The task — From the listing below, return each line that includes "name".
+++ Provided entries
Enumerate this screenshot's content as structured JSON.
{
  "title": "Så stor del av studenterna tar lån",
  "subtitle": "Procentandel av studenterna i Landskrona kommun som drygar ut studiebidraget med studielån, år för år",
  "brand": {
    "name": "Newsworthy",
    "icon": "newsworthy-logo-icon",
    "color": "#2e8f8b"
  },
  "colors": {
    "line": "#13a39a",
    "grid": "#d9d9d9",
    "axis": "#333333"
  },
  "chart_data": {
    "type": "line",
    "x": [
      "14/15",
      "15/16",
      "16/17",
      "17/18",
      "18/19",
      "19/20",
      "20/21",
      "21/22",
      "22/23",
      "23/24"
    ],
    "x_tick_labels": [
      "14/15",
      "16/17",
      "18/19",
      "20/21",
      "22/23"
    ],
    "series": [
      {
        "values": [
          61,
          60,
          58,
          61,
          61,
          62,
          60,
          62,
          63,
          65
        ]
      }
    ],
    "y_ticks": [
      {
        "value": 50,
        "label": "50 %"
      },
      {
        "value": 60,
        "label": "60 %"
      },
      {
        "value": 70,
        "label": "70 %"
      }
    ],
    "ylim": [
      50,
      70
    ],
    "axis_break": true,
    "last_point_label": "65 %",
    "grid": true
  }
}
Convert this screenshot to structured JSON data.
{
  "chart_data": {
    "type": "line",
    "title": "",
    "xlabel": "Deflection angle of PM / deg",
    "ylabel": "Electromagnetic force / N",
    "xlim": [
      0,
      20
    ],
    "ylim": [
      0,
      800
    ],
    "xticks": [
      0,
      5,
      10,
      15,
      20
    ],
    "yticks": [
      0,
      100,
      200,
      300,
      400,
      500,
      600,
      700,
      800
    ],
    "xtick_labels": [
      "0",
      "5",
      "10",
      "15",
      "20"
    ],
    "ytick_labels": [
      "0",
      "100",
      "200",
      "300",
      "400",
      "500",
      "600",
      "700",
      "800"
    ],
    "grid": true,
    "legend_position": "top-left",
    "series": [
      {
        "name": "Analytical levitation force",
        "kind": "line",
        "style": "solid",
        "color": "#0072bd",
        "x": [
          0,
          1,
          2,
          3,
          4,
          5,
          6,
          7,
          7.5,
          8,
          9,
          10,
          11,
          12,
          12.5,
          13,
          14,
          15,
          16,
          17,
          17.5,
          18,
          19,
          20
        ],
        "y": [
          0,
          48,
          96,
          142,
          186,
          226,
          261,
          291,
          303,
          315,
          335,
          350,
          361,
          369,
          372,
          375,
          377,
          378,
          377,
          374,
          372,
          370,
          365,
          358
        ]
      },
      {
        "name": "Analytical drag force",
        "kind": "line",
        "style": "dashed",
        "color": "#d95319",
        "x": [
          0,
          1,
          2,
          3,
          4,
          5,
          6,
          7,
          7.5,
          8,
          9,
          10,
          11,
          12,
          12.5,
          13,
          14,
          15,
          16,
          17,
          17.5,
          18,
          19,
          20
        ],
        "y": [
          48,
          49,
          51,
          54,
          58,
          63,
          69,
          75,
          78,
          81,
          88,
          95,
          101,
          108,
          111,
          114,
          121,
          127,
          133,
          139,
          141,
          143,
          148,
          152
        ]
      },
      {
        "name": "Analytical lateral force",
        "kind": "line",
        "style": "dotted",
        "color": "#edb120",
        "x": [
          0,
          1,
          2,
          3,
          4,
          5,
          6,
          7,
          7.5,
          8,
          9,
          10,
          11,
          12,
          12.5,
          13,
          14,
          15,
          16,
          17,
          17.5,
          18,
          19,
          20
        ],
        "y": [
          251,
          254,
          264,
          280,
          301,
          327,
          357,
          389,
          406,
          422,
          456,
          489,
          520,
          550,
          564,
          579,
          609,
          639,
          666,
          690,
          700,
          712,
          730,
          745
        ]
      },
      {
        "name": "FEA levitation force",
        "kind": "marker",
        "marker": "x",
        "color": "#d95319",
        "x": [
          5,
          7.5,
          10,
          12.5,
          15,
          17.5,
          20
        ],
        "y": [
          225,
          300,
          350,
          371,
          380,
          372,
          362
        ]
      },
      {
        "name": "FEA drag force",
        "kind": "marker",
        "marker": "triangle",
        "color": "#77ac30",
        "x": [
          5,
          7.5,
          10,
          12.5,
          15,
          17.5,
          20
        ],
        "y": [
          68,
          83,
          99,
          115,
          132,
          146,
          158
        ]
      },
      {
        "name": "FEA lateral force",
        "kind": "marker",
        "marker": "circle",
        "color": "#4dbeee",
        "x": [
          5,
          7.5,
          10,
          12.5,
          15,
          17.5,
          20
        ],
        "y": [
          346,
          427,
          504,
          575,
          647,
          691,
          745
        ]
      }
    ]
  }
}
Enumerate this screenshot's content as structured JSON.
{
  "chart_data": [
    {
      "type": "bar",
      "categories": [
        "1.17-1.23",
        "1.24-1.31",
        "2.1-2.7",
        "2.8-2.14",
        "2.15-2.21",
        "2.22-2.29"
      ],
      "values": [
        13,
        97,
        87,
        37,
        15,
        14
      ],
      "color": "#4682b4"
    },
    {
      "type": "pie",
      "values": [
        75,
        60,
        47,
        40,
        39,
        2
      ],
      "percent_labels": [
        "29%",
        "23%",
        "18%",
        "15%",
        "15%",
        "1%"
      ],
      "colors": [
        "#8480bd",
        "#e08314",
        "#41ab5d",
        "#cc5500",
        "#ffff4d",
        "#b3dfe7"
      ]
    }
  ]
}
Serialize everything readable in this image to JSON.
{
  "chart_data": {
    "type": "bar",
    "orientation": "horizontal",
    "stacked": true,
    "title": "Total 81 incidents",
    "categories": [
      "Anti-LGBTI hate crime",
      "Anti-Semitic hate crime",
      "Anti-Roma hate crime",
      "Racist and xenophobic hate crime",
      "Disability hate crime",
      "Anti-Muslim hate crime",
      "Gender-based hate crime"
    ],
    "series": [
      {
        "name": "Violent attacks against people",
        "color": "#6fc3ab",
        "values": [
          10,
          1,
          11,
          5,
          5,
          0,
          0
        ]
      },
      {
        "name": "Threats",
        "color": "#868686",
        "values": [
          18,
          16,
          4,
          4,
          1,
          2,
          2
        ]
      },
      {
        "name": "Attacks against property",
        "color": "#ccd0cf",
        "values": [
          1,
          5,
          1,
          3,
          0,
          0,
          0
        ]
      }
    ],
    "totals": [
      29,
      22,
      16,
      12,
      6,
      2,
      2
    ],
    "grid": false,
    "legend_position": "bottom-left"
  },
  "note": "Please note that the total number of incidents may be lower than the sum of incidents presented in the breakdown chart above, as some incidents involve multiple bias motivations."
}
++++++
The answer —
    "name": "Newsworthy",
        "name": "Analytical levitation force",
        "name": "Analytical drag force",
        "name": "Analytical lateral force",
        "name": "FEA levitation force",
        "name": "FEA drag force",
        "name": "FEA lateral force",
        "name": "Violent attacks against people",
        "name": "Threats",
        "name": "Attacks against property",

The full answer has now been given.